**AIM OF THE TASK:**
Copy the data below exactly.
───── DATASET CONTENT ─────
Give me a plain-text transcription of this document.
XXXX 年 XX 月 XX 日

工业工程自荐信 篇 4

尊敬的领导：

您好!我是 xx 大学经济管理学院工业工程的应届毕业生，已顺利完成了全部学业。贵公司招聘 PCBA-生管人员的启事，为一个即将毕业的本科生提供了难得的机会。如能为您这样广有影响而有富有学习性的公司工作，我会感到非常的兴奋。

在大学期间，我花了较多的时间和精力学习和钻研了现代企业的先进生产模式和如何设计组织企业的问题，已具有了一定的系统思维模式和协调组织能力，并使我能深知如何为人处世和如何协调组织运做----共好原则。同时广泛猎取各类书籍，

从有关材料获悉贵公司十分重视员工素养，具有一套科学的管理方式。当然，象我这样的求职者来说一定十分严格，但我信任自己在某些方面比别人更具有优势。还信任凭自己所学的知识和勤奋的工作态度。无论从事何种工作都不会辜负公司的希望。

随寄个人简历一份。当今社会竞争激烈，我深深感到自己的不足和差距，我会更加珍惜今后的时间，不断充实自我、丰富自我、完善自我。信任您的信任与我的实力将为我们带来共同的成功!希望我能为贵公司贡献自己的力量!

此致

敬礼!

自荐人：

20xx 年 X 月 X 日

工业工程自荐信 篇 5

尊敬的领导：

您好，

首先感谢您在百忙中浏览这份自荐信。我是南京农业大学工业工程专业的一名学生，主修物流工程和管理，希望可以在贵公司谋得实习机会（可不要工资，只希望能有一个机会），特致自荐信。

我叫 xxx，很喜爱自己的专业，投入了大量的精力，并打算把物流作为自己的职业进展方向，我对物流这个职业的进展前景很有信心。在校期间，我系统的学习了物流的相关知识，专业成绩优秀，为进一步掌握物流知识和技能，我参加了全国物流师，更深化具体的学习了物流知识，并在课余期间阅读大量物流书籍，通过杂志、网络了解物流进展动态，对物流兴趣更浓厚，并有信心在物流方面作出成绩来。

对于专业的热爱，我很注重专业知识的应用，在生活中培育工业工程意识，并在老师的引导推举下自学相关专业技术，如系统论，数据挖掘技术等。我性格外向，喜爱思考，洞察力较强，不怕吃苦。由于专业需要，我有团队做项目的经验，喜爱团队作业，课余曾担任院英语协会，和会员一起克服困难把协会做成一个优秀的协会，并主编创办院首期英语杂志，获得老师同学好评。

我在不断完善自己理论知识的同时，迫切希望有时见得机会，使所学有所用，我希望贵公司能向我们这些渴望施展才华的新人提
─────
**TASK OUTPUT:**
Give me a plain-text transcription of this document.
XXXX 年 XX 月 XX 日

工业工程自荐信 篇 4

尊敬的领导：

您好!我是 xx 大学经济管理学院工业工程的应届毕业生，已顺利完成了全部学业。贵公司招聘 PCBA-生管人员的启事，为一个即将毕业的本科生提供了难得的机会。如能为您这样广有影响而有富有学习性的公司工作，我会感到非常的兴奋。

在大学期间，我花了较多的时间和精力学习和钻研了现代企业的先进生产模式和如何设计组织企业的问题，已具有了一定的系统思维模式和协调组织能力，并使我能深知如何为人处世和如何协调组织运做----共好原则。同时广泛猎取各类书籍，

从有关材料获悉贵公司十分重视员工素养，具有一套科学的管理方式。当然，象我这样的求职者来说一定十分严格，但我信任自己在某些方面比别人更具有优势。还信任凭自己所学的知识和勤奋的工作态度。无论从事何种工作都不会辜负公司的希望。

随寄个人简历一份。当今社会竞争激烈，我深深感到自己的不足和差距，我会更加珍惜今后的时间，不断充实自我、丰富自我、完善自我。信任您的信任与我的实力将为我们带来共同的成功!希望我能为贵公司贡献自己的力量!

此致

敬礼!

自荐人：

20xx 年 X 月 X 日

工业工程自荐信 篇 5

尊敬的领导：

您好，

首先感谢您在百忙中浏览这份自荐信。我是南京农业大学工业工程专业的一名学生，主修物流工程和管理，希望可以在贵公司谋得实习机会（可不要工资，只希望能有一个机会），特致自荐信。

我叫 xxx，很喜爱自己的专业，投入了大量的精力，并打算把物流作为自己的职业进展方向，我对物流这个职业的进展前景很有信心。在校期间，我系统的学习了物流的相关知识，专业成绩优秀，为进一步掌握物流知识和技能，我参加了全国物流师，更深化具体的学习了物流知识，并在课余期间阅读大量物流书籍，通过杂志、网络了解物流进展动态，对物流兴趣更浓厚，并有信心在物流方面作出成绩来。

对于专业的热爱，我很注重专业知识的应用，在生活中培育工业工程意识，并在老师的引导推举下自学相关专业技术，如系统论，数据挖掘技术等。我性格外向，喜爱思考，洞察力较强，不怕吃苦。由于专业需要，我有团队做项目的经验，喜爱团队作业，课余曾担任院英语协会，和会员一起克服困难把协会做成一个优秀的协会，并主编创办院首期英语杂志，获得老师同学好评。

我在不断完善自己理论知识的同时，迫切希望有时见得机会，使所学有所用，我希望贵公司能向我们这些渴望施展才华的新人提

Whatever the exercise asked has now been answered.